**Exercise brief**: Wherever "from" appears in a line, list that line.

|---|

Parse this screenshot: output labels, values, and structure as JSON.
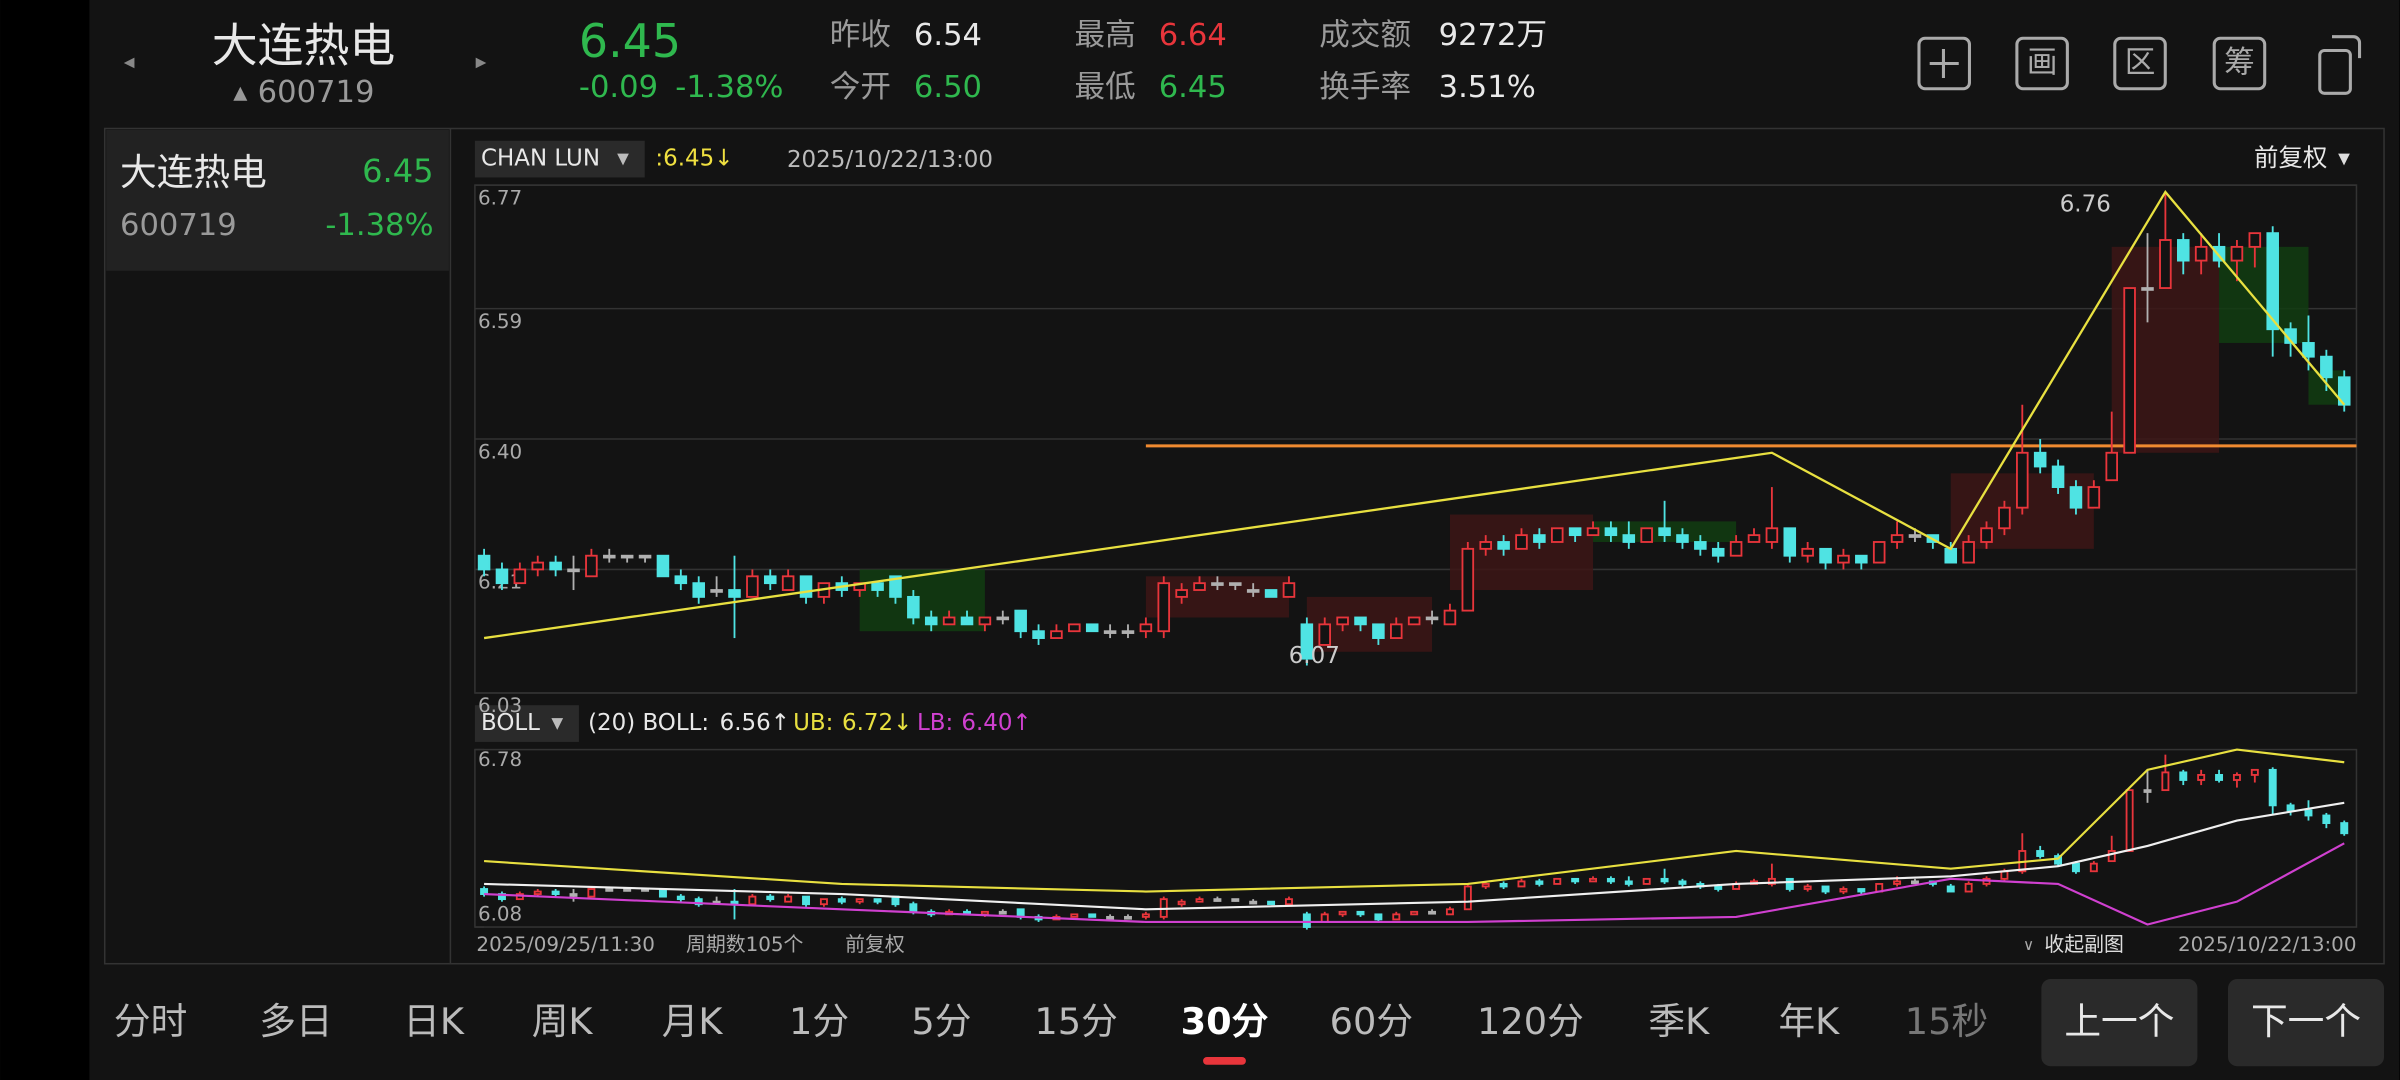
{
  "header": {
    "name": "大连热电",
    "code": "600719",
    "price": "6.45",
    "change": "-0.09",
    "change_pct": "-1.38%",
    "prev_close_label": "昨收",
    "prev_close": "6.54",
    "open_label": "今开",
    "open": "6.50",
    "high_label": "最高",
    "high": "6.64",
    "low_label": "最低",
    "low": "6.45",
    "amount_label": "成交额",
    "amount": "9272万",
    "turnover_label": "换手率",
    "turnover": "3.51%",
    "toolbar": [
      "画",
      "区",
      "筹"
    ]
  },
  "watchlist": [
    {
      "name": "大连热电",
      "price": "6.45",
      "code": "600719",
      "change_pct": "-1.38%"
    }
  ],
  "chart": {
    "indicator": "CHAN LUN",
    "indicator_value": ":6.45↓",
    "time": "2025/10/22/13:00",
    "adjust": "前复权",
    "ylim": [
      6.03,
      6.77
    ],
    "yticks": [
      6.77,
      6.59,
      {
        "value": 6.4,
        "label": "6.40"
      },
      6.21,
      6.03
    ],
    "up_color": "#e8353b",
    "down_color": "#4fe3e3",
    "flat_color": "#b0b0b0",
    "peak_label": "6.76",
    "trough_label": "6.07",
    "candles": [
      [
        6.23,
        6.21,
        6.24,
        6.2
      ],
      [
        6.21,
        6.19,
        6.22,
        6.18
      ],
      [
        6.19,
        6.21,
        6.22,
        6.19
      ],
      [
        6.21,
        6.22,
        6.23,
        6.2
      ],
      [
        6.22,
        6.21,
        6.23,
        6.2
      ],
      [
        6.21,
        6.21,
        6.23,
        6.18
      ],
      [
        6.2,
        6.23,
        6.24,
        6.2
      ],
      [
        6.23,
        6.23,
        6.24,
        6.22
      ],
      [
        6.23,
        6.23,
        6.23,
        6.22
      ],
      [
        6.23,
        6.23,
        6.23,
        6.22
      ],
      [
        6.23,
        6.2,
        6.23,
        6.2
      ],
      [
        6.2,
        6.19,
        6.21,
        6.18
      ],
      [
        6.19,
        6.17,
        6.2,
        6.16
      ],
      [
        6.18,
        6.18,
        6.2,
        6.17
      ],
      [
        6.18,
        6.17,
        6.23,
        6.11
      ],
      [
        6.17,
        6.2,
        6.21,
        6.17
      ],
      [
        6.2,
        6.19,
        6.21,
        6.18
      ],
      [
        6.18,
        6.2,
        6.21,
        6.18
      ],
      [
        6.2,
        6.17,
        6.2,
        6.16
      ],
      [
        6.17,
        6.19,
        6.19,
        6.16
      ],
      [
        6.19,
        6.18,
        6.2,
        6.17
      ],
      [
        6.18,
        6.19,
        6.19,
        6.17
      ],
      [
        6.19,
        6.18,
        6.19,
        6.17
      ],
      [
        6.2,
        6.17,
        6.2,
        6.16
      ],
      [
        6.17,
        6.14,
        6.18,
        6.13
      ],
      [
        6.14,
        6.13,
        6.15,
        6.12
      ],
      [
        6.13,
        6.14,
        6.15,
        6.13
      ],
      [
        6.14,
        6.13,
        6.15,
        6.13
      ],
      [
        6.13,
        6.14,
        6.14,
        6.12
      ],
      [
        6.14,
        6.14,
        6.15,
        6.13
      ],
      [
        6.15,
        6.12,
        6.15,
        6.11
      ],
      [
        6.12,
        6.11,
        6.13,
        6.1
      ],
      [
        6.11,
        6.12,
        6.13,
        6.11
      ],
      [
        6.12,
        6.13,
        6.13,
        6.12
      ],
      [
        6.13,
        6.12,
        6.13,
        6.12
      ],
      [
        6.12,
        6.12,
        6.13,
        6.11
      ],
      [
        6.12,
        6.12,
        6.13,
        6.11
      ],
      [
        6.12,
        6.13,
        6.14,
        6.11
      ],
      [
        6.12,
        6.19,
        6.2,
        6.11
      ],
      [
        6.17,
        6.18,
        6.19,
        6.16
      ],
      [
        6.18,
        6.19,
        6.2,
        6.18
      ],
      [
        6.19,
        6.19,
        6.2,
        6.18
      ],
      [
        6.19,
        6.19,
        6.19,
        6.18
      ],
      [
        6.18,
        6.18,
        6.19,
        6.17
      ],
      [
        6.18,
        6.17,
        6.18,
        6.17
      ],
      [
        6.17,
        6.19,
        6.2,
        6.17
      ],
      [
        6.13,
        6.08,
        6.14,
        6.07
      ],
      [
        6.1,
        6.13,
        6.14,
        6.1
      ],
      [
        6.13,
        6.14,
        6.14,
        6.12
      ],
      [
        6.14,
        6.13,
        6.14,
        6.12
      ],
      [
        6.13,
        6.11,
        6.13,
        6.1
      ],
      [
        6.11,
        6.13,
        6.14,
        6.11
      ],
      [
        6.13,
        6.14,
        6.14,
        6.13
      ],
      [
        6.14,
        6.14,
        6.15,
        6.13
      ],
      [
        6.13,
        6.15,
        6.16,
        6.13
      ],
      [
        6.15,
        6.24,
        6.25,
        6.15
      ],
      [
        6.24,
        6.25,
        6.26,
        6.23
      ],
      [
        6.25,
        6.24,
        6.26,
        6.23
      ],
      [
        6.24,
        6.26,
        6.27,
        6.24
      ],
      [
        6.26,
        6.25,
        6.27,
        6.24
      ],
      [
        6.25,
        6.27,
        6.27,
        6.25
      ],
      [
        6.27,
        6.26,
        6.27,
        6.25
      ],
      [
        6.26,
        6.27,
        6.28,
        6.26
      ],
      [
        6.27,
        6.26,
        6.28,
        6.25
      ],
      [
        6.26,
        6.25,
        6.28,
        6.24
      ],
      [
        6.25,
        6.27,
        6.27,
        6.25
      ],
      [
        6.27,
        6.26,
        6.31,
        6.25
      ],
      [
        6.26,
        6.25,
        6.27,
        6.24
      ],
      [
        6.25,
        6.24,
        6.26,
        6.23
      ],
      [
        6.24,
        6.23,
        6.25,
        6.22
      ],
      [
        6.23,
        6.25,
        6.26,
        6.23
      ],
      [
        6.25,
        6.26,
        6.27,
        6.25
      ],
      [
        6.25,
        6.27,
        6.33,
        6.24
      ],
      [
        6.27,
        6.23,
        6.27,
        6.22
      ],
      [
        6.23,
        6.24,
        6.25,
        6.22
      ],
      [
        6.24,
        6.22,
        6.24,
        6.21
      ],
      [
        6.22,
        6.23,
        6.24,
        6.21
      ],
      [
        6.23,
        6.22,
        6.23,
        6.21
      ],
      [
        6.22,
        6.25,
        6.25,
        6.22
      ],
      [
        6.25,
        6.26,
        6.28,
        6.24
      ],
      [
        6.26,
        6.26,
        6.27,
        6.25
      ],
      [
        6.26,
        6.25,
        6.26,
        6.24
      ],
      [
        6.24,
        6.22,
        6.25,
        6.22
      ],
      [
        6.22,
        6.25,
        6.26,
        6.22
      ],
      [
        6.25,
        6.27,
        6.28,
        6.24
      ],
      [
        6.27,
        6.3,
        6.31,
        6.26
      ],
      [
        6.3,
        6.38,
        6.45,
        6.29
      ],
      [
        6.38,
        6.36,
        6.4,
        6.35
      ],
      [
        6.36,
        6.33,
        6.37,
        6.32
      ],
      [
        6.33,
        6.3,
        6.34,
        6.29
      ],
      [
        6.3,
        6.33,
        6.34,
        6.3
      ],
      [
        6.34,
        6.38,
        6.44,
        6.34
      ],
      [
        6.38,
        6.62,
        6.62,
        6.38
      ],
      [
        6.62,
        6.62,
        6.7,
        6.57
      ],
      [
        6.62,
        6.69,
        6.76,
        6.62
      ],
      [
        6.69,
        6.66,
        6.7,
        6.64
      ],
      [
        6.66,
        6.68,
        6.7,
        6.64
      ],
      [
        6.68,
        6.66,
        6.7,
        6.65
      ],
      [
        6.66,
        6.68,
        6.69,
        6.63
      ],
      [
        6.68,
        6.7,
        6.7,
        6.65
      ],
      [
        6.7,
        6.56,
        6.71,
        6.52
      ],
      [
        6.56,
        6.54,
        6.57,
        6.52
      ],
      [
        6.54,
        6.52,
        6.58,
        6.5
      ],
      [
        6.52,
        6.49,
        6.53,
        6.47
      ],
      [
        6.49,
        6.45,
        6.5,
        6.44
      ]
    ],
    "zones": [
      {
        "from": 21,
        "to": 28,
        "low": 6.12,
        "high": 6.21,
        "color": "#123d12"
      },
      {
        "from": 37,
        "to": 45,
        "low": 6.14,
        "high": 6.2,
        "color": "#3d1616"
      },
      {
        "from": 46,
        "to": 53,
        "low": 6.09,
        "high": 6.17,
        "color": "#3d1616"
      },
      {
        "from": 54,
        "to": 62,
        "low": 6.18,
        "high": 6.29,
        "color": "#3d1616"
      },
      {
        "from": 62,
        "to": 70,
        "low": 6.25,
        "high": 6.28,
        "color": "#123d12"
      },
      {
        "from": 82,
        "to": 90,
        "low": 6.24,
        "high": 6.35,
        "color": "#3d1616"
      },
      {
        "from": 91,
        "to": 97,
        "low": 6.38,
        "high": 6.68,
        "color": "#3d1616"
      },
      {
        "from": 97,
        "to": 102,
        "low": 6.54,
        "high": 6.68,
        "color": "#123d12"
      },
      {
        "from": 102,
        "to": 104,
        "low": 6.45,
        "high": 6.5,
        "color": "#123d12"
      }
    ],
    "strokes": {
      "x": [
        0,
        72,
        82,
        94,
        104
      ],
      "y": [
        6.11,
        6.38,
        6.24,
        6.76,
        6.45
      ],
      "color": "#e8e040"
    },
    "hline": {
      "value": 6.39,
      "from": 37,
      "color": "#f08a30"
    }
  },
  "sub": {
    "indicator": "BOLL",
    "params": "(20) BOLL:",
    "boll": "6.56↑",
    "ub_label": "UB:",
    "ub": "6.72↓",
    "lb_label": "LB:",
    "lb": "6.40↑",
    "ylim": [
      6.08,
      6.78
    ],
    "yticks": [
      6.78,
      6.08
    ],
    "bands": {
      "x": [
        0,
        20,
        37,
        55,
        70,
        82,
        88,
        93,
        98,
        104
      ],
      "ub": [
        6.34,
        6.25,
        6.22,
        6.25,
        6.38,
        6.31,
        6.35,
        6.7,
        6.78,
        6.73
      ],
      "mid": [
        6.25,
        6.21,
        6.15,
        6.18,
        6.25,
        6.28,
        6.32,
        6.4,
        6.5,
        6.57
      ],
      "lb": [
        6.21,
        6.15,
        6.1,
        6.1,
        6.12,
        6.27,
        6.25,
        6.09,
        6.18,
        6.41
      ],
      "ub_color": "#e8e040",
      "mid_color": "#f0f0f0",
      "lb_color": "#d040d0"
    }
  },
  "footer": {
    "start": "2025/09/25/11:30",
    "periods": "周期数105个",
    "adjust": "前复权",
    "collapse": "收起副图",
    "end": "2025/10/22/13:00"
  },
  "tabs": {
    "items": [
      "分时",
      "多日",
      "日K",
      "周K",
      "月K",
      "1分",
      "5分",
      "15分",
      "30分",
      "60分",
      "120分",
      "季K",
      "年K",
      "15秒"
    ],
    "active": 8
  },
  "buttons": [
    "上一个",
    "下一个"
  ]
}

|---|

**Correct output**:
        "from": 21,
        "from": 37,
        "from": 46,
        "from": 54,
        "from": 62,
        "from": 82,
        "from": 91,
        "from": 97,
        "from": 102,
      "from": 37,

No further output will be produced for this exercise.